> _EXCERPTED PASSAGE_:
-.-.-
I think my favourite bird memory dates from the 1970s, when, visiting my parents, and taking off my mountain boots on their cottage steps, I saw five different species of native bird perched on one and the same manuka shrub. Never forgotten that.

Of course, it’s all different now. There’s hardly a native around on our farm at Gerolstein. The plovers, starlings, blackbirds, sparrows, finches and horrid magpies scare away any there might be. Sometimes we just hear a bellbird…

Well, if you can’t beat ‘em … so we’ve given way to the immigrants in a big way. Gerolstein’s birds are now dominated by forty peafowl…






Of course, over here I guess it’s I who am the immigrant. Even though I don’t chase the locals away. Far from it! But Australia seems to have done better at preserving its own creatures …

Last time I was here, I met these fellers (are they locals?)



Loie Fuller the shag



And in Sydney we had fun feeding flying meatballs to the kookaburras …



But the reason I’m blogging this blog is to post, on something less ephemeral than facebook, some of the ornifotos I’ve snapped, mostly on my own terrasse, these last weeks, so that I don’t lose them  ...
-.-.-
> _DATA PROVIDED_:
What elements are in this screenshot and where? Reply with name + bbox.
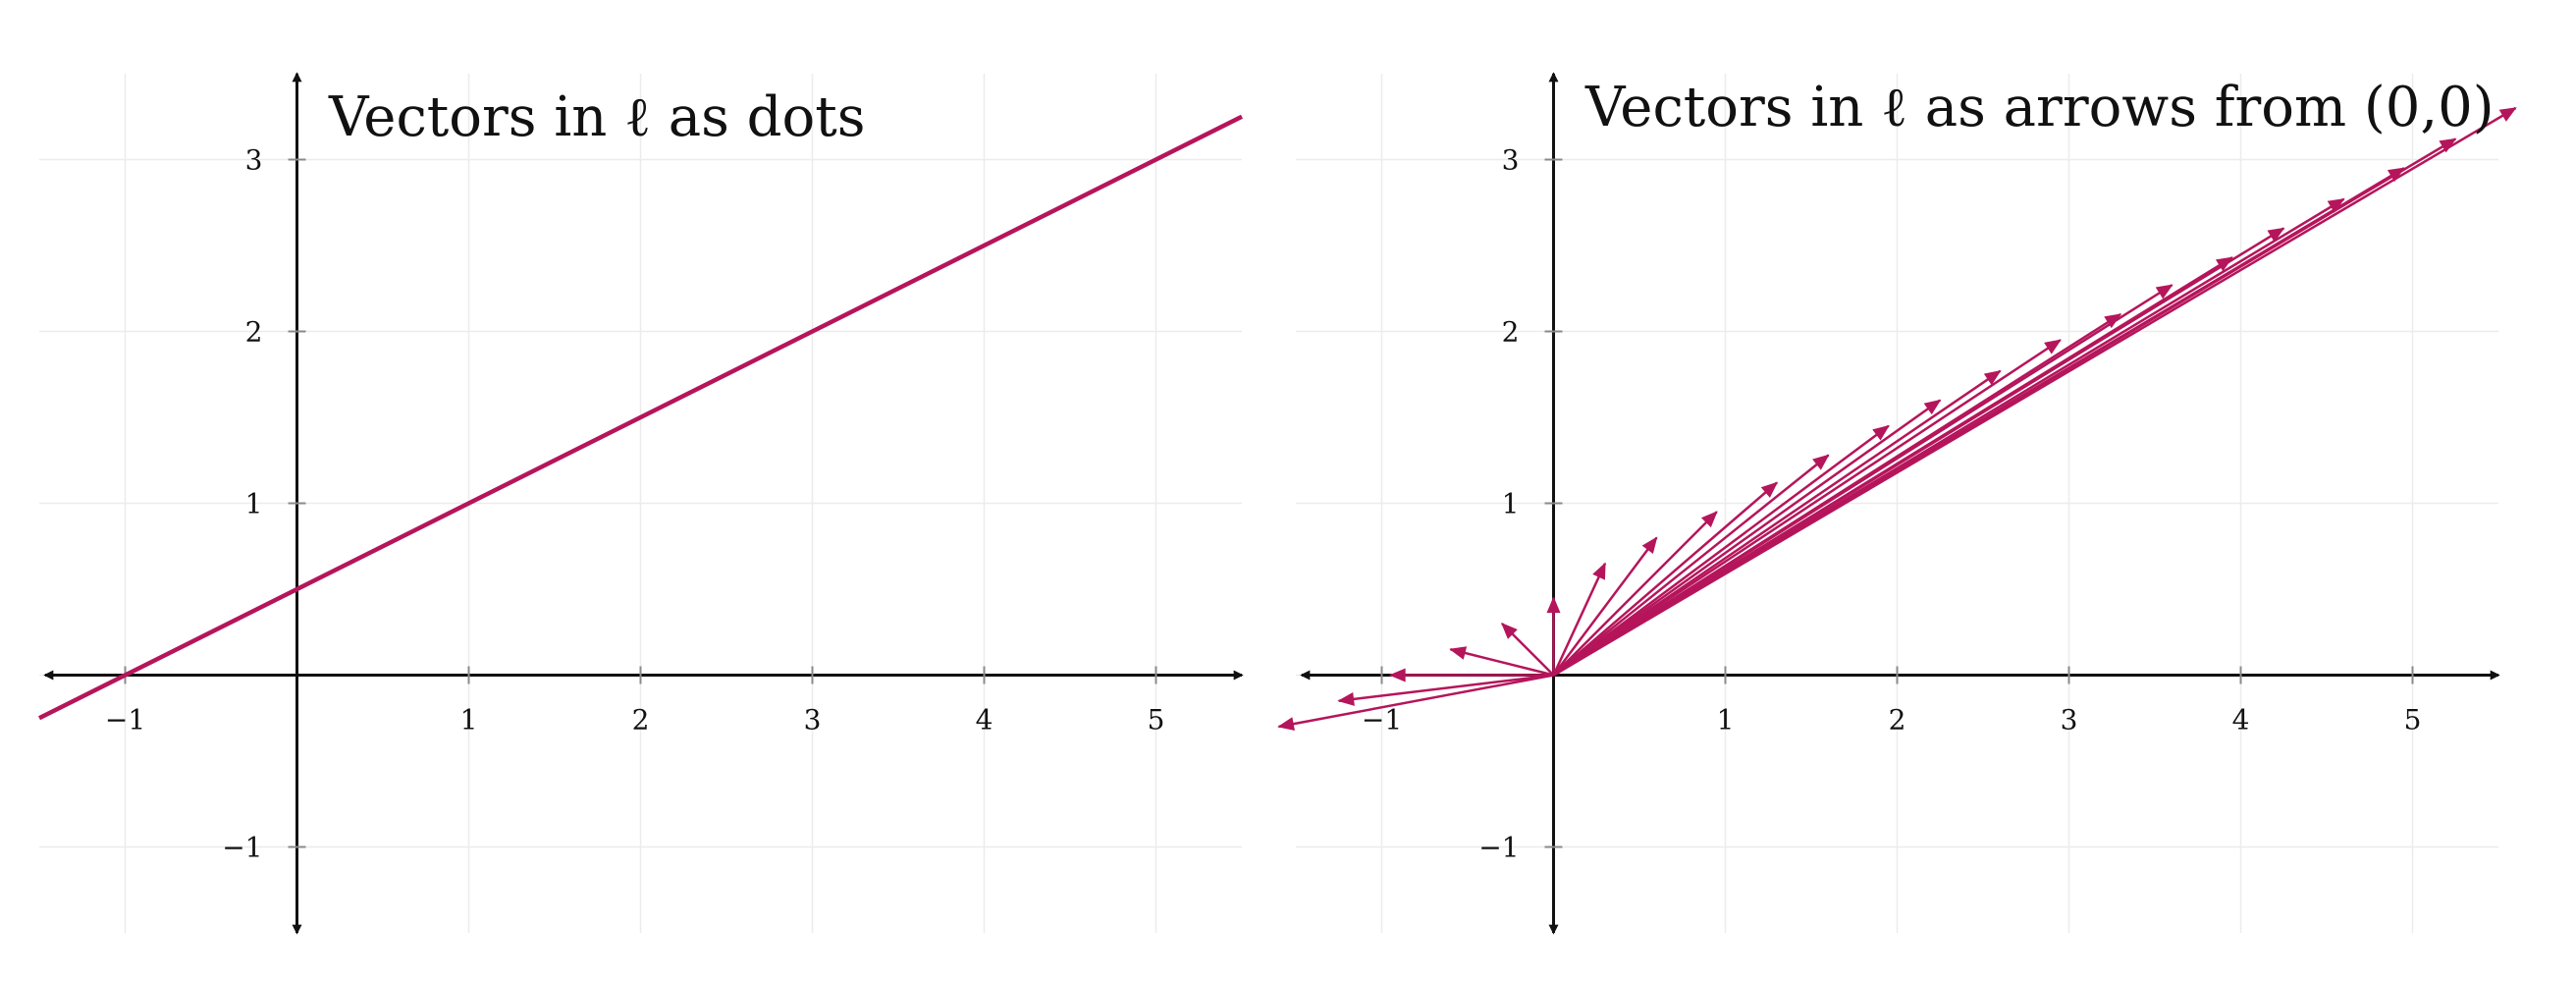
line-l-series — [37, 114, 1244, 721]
-.-.-
> _PROBLEMS TO SOLVE_:
1. Set down a passage from the bird post word for word, beginning at the words that contain "Loie Fuller the" and stopping after "lose them  ...".
2. Which birds does the bird post name as scaring away any native birds on the farm at Gerolstein?
3. Render this sentence from the bird post in French: "Of course, it’s all different now."
The material is separate from the bird post.

> _OUTPUTS BY TASK_:
1.
Loie Fuller the shag



And in Sydney we had fun feeding flying meatballs to the kookaburras …



But the reason I’m blogging this blog is to post, on something less ephemeral than facebook, some of the ornifotos I’ve snapped, mostly on my own terrasse, these last weeks, so that I don’t lose them  ...

2.
- Plovers
- Starlings
- Blackbirds
- Sparrows
- Finches
- Magpies

3. Bien sûr, tout est différent maintenant.